Stored entries:

## begin

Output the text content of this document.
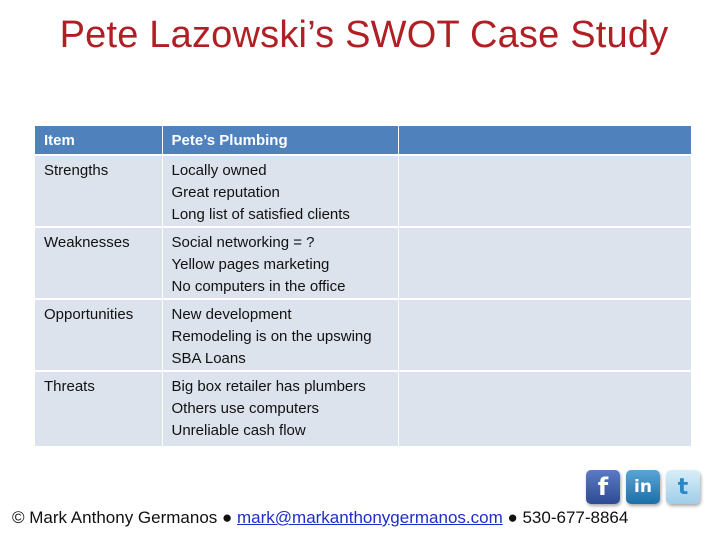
Pete Lazowski’s SWOT Case Study
Item	Pete’s Plumbing	
Strengths	Locally owned
Great reputation
Long list of satisfied clients	

Weaknesses	Social networking = ?
Yellow pages marketing
No computers in the office	

Opportunities	New development
Remodeling is on the upswing
SBA Loans	

Threats	Big box retailer has plumbers
Others use computers
Unreliable cash flow	

f	in	t
© Mark Anthony Germanos ● mark@markanthonygermanos.com ● 530-677-8864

## end

YOUR OBJECTIVE>
Give the count of lines that hold the word "Pete", with nothing added.

WRITTEN ANSWER>
2